■ **Task details**
Reproduce the items line for line, starting at the first line of the items and ending at the line that contains "sparkles-icon (558, 169, 577, 187)".

■ **Page element annotations**
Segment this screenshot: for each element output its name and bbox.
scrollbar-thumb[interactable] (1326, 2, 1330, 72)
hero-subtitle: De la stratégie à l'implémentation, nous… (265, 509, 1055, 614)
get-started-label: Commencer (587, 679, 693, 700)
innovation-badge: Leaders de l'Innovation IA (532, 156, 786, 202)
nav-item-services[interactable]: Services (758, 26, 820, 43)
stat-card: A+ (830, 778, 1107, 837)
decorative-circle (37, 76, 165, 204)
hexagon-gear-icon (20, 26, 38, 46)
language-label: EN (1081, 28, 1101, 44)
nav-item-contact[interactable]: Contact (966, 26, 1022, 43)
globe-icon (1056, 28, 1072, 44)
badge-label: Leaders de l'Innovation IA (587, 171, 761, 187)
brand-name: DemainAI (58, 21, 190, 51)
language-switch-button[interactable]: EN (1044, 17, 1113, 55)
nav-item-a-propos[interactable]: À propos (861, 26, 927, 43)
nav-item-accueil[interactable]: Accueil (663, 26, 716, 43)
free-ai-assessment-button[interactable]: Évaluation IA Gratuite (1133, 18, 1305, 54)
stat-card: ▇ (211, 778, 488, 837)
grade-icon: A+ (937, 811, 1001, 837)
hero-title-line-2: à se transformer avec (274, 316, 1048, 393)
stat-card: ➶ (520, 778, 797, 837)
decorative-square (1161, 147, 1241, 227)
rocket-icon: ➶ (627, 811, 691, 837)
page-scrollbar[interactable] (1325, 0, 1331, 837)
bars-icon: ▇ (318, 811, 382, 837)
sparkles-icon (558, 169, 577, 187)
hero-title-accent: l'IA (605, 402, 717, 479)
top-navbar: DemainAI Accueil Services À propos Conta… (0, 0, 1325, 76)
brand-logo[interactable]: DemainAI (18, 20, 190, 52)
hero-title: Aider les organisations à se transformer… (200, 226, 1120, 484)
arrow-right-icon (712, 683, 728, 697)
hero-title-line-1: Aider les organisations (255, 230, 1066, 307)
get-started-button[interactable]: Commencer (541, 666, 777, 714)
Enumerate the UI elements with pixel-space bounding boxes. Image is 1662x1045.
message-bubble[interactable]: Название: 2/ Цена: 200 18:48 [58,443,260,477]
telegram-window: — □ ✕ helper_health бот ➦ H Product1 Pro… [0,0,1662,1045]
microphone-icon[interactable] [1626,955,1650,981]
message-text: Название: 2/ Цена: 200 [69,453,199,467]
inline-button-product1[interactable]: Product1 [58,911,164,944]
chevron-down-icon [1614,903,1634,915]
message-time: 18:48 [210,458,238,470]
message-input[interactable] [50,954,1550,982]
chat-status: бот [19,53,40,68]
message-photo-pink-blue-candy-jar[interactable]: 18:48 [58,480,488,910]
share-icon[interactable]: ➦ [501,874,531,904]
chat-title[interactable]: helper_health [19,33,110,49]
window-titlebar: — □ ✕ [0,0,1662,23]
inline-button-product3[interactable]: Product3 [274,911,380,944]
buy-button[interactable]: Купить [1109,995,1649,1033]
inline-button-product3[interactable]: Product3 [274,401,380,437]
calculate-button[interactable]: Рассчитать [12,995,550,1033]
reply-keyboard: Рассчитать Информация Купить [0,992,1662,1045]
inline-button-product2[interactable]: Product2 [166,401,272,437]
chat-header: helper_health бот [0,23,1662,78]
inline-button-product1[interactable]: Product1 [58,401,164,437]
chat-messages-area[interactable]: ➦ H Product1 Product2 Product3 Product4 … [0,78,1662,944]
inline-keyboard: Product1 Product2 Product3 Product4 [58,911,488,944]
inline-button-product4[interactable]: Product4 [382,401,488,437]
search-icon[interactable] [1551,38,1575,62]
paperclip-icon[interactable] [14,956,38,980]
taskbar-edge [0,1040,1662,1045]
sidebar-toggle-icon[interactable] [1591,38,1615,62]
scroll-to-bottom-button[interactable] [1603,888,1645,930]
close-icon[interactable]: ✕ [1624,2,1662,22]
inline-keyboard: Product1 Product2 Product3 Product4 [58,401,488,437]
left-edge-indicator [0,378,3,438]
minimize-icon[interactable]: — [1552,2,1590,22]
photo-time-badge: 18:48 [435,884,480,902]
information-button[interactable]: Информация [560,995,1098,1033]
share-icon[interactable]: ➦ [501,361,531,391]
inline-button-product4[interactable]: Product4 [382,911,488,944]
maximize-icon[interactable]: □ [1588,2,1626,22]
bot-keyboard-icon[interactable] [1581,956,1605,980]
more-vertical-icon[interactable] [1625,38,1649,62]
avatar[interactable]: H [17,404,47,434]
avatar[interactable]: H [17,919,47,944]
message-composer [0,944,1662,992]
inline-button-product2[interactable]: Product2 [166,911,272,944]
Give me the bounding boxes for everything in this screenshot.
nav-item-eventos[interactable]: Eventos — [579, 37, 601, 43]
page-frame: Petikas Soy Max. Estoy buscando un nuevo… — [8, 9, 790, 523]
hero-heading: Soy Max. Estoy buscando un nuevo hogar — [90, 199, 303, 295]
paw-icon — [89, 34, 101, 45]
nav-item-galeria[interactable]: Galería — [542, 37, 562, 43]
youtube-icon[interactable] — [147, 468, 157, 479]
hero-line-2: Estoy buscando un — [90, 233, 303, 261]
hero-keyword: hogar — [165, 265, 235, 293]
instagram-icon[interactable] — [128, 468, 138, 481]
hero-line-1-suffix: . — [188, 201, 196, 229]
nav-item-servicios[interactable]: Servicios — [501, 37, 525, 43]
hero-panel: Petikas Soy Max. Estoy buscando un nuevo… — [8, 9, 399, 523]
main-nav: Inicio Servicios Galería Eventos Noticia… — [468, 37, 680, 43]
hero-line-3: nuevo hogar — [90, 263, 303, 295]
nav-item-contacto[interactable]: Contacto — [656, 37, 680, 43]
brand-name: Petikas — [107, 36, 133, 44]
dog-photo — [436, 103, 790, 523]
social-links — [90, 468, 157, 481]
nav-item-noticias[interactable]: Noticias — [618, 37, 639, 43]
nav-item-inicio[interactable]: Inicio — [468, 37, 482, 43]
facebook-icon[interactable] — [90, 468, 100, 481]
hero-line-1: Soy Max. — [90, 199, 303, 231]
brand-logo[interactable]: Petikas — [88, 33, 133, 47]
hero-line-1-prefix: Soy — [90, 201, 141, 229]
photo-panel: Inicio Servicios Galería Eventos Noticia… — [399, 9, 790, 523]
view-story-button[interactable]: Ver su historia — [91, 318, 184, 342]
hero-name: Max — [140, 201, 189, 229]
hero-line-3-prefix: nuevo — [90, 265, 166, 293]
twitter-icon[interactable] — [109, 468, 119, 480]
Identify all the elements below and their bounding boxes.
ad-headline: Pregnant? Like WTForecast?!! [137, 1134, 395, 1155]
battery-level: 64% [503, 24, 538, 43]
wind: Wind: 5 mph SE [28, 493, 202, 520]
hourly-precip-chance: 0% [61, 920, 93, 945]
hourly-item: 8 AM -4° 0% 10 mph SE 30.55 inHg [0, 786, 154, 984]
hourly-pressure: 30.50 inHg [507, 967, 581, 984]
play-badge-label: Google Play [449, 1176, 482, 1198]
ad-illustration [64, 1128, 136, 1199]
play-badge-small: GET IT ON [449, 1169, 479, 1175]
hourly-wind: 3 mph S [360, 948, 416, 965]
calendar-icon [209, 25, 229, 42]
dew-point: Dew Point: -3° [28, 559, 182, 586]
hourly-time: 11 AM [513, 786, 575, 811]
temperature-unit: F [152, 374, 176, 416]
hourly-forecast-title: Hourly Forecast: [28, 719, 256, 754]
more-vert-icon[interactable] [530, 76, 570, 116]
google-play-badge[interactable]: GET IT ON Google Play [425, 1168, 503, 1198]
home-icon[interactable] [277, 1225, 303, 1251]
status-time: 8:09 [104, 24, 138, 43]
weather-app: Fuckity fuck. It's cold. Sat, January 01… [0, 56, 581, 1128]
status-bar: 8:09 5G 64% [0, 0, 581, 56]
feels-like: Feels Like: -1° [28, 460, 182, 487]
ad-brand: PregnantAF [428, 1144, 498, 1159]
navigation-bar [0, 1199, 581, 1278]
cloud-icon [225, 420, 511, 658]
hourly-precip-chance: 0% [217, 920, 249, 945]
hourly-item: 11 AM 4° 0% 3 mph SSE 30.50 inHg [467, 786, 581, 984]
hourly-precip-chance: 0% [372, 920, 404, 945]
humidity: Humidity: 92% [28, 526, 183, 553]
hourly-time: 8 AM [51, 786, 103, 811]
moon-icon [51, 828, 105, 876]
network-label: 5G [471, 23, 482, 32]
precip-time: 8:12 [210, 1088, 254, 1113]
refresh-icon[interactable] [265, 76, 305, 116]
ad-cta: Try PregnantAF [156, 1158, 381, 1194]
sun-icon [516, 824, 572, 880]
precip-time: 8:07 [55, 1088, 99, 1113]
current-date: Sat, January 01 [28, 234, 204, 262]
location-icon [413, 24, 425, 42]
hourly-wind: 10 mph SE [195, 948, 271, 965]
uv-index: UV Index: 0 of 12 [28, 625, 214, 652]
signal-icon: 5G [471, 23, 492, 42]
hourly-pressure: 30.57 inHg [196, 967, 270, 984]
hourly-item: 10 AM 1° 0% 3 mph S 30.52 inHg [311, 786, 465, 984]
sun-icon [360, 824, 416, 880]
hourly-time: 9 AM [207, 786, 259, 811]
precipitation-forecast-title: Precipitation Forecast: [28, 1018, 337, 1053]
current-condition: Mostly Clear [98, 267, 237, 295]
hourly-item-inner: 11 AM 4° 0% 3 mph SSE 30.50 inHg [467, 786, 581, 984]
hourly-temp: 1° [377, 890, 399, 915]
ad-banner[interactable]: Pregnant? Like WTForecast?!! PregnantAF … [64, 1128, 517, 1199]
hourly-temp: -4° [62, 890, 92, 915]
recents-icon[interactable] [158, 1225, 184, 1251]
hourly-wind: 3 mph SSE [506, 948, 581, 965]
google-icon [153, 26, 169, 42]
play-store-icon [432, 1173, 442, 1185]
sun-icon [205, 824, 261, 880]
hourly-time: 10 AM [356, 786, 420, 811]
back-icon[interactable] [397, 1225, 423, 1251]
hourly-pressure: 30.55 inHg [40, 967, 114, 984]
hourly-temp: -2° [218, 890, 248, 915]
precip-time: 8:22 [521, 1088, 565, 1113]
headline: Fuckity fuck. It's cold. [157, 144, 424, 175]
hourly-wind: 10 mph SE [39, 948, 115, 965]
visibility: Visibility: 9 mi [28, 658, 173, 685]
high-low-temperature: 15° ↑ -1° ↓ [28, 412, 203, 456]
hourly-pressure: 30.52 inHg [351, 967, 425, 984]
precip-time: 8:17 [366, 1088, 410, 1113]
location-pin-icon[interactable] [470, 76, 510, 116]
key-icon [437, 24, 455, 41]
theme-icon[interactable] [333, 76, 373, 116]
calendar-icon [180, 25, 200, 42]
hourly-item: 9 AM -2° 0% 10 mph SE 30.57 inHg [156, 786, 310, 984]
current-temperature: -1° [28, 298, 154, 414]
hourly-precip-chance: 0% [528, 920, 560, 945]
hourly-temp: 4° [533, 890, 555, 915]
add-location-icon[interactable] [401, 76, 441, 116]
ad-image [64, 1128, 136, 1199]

■ **Solution to the problem**
Segment this screenshot: for each element output its name and bbox.
scrollbar-thumb[interactable] (1326, 2, 1330, 72)
hero-subtitle: De la stratégie à l'implémentation, nous… (265, 509, 1055, 614)
get-started-label: Commencer (587, 679, 693, 700)
innovation-badge: Leaders de l'Innovation IA (532, 156, 786, 202)
nav-item-services[interactable]: Services (758, 26, 820, 43)
stat-card: A+ (830, 778, 1107, 837)
decorative-circle (37, 76, 165, 204)
hexagon-gear-icon (20, 26, 38, 46)
language-label: EN (1081, 28, 1101, 44)
nav-item-contact[interactable]: Contact (966, 26, 1022, 43)
globe-icon (1056, 28, 1072, 44)
badge-label: Leaders de l'Innovation IA (587, 171, 761, 187)
brand-name: DemainAI (58, 21, 190, 51)
language-switch-button[interactable]: EN (1044, 17, 1113, 55)
nav-item-a-propos[interactable]: À propos (861, 26, 927, 43)
nav-item-accueil[interactable]: Accueil (663, 26, 716, 43)
free-ai-assessment-button[interactable]: Évaluation IA Gratuite (1133, 18, 1305, 54)
stat-card: ▇ (211, 778, 488, 837)
grade-icon: A+ (937, 811, 1001, 837)
hero-title-line-2: à se transformer avec (274, 316, 1048, 393)
stat-card: ➶ (520, 778, 797, 837)
decorative-square (1161, 147, 1241, 227)
rocket-icon: ➶ (627, 811, 691, 837)
page-scrollbar[interactable] (1325, 0, 1331, 837)
bars-icon: ▇ (318, 811, 382, 837)
sparkles-icon (558, 169, 577, 187)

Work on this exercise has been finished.